### DIRECTIVE
Copy out all the data, word for word.

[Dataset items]
+===+

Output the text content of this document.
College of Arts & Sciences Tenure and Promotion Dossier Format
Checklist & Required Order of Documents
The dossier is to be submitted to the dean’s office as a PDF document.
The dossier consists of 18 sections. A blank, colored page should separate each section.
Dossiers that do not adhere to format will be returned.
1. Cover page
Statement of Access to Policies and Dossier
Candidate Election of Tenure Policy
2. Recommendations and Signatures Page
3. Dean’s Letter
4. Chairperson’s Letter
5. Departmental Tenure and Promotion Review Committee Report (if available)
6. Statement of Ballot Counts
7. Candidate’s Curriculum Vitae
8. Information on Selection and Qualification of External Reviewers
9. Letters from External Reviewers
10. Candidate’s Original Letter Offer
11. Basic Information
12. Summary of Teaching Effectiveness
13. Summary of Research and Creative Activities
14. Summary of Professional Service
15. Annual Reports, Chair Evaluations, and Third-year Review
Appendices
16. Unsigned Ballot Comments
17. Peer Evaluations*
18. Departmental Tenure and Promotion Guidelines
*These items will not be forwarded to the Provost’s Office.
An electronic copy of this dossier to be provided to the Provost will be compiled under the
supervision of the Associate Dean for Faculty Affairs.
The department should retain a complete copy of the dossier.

+===+

### WORKED ANSWER
Output the text content of this document.
College of Arts & Sciences Tenure and Promotion Dossier Format
Checklist & Required Order of Documents
The dossier is to be submitted to the dean’s office as a PDF document.
The dossier consists of 18 sections. A blank, colored page should separate each section.
Dossiers that do not adhere to format will be returned.
1. Cover page
Statement of Access to Policies and Dossier
Candidate Election of Tenure Policy
2. Recommendations and Signatures Page
3. Dean’s Letter
4. Chairperson’s Letter
5. Departmental Tenure and Promotion Review Committee Report (if available)
6. Statement of Ballot Counts
7. Candidate’s Curriculum Vitae
8. Information on Selection and Qualification of External Reviewers
9. Letters from External Reviewers
10. Candidate’s Original Letter Offer
11. Basic Information
12. Summary of Teaching Effectiveness
13. Summary of Research and Creative Activities
14. Summary of Professional Service
15. Annual Reports, Chair Evaluations, and Third-year Review
Appendices
16. Unsigned Ballot Comments
17. Peer Evaluations*
18. Departmental Tenure and Promotion Guidelines
*These items will not be forwarded to the Provost’s Office.
An electronic copy of this dossier to be provided to the Provost will be compiled under the
supervision of the Associate Dean for Faculty Affairs.
The department should retain a complete copy of the dossier.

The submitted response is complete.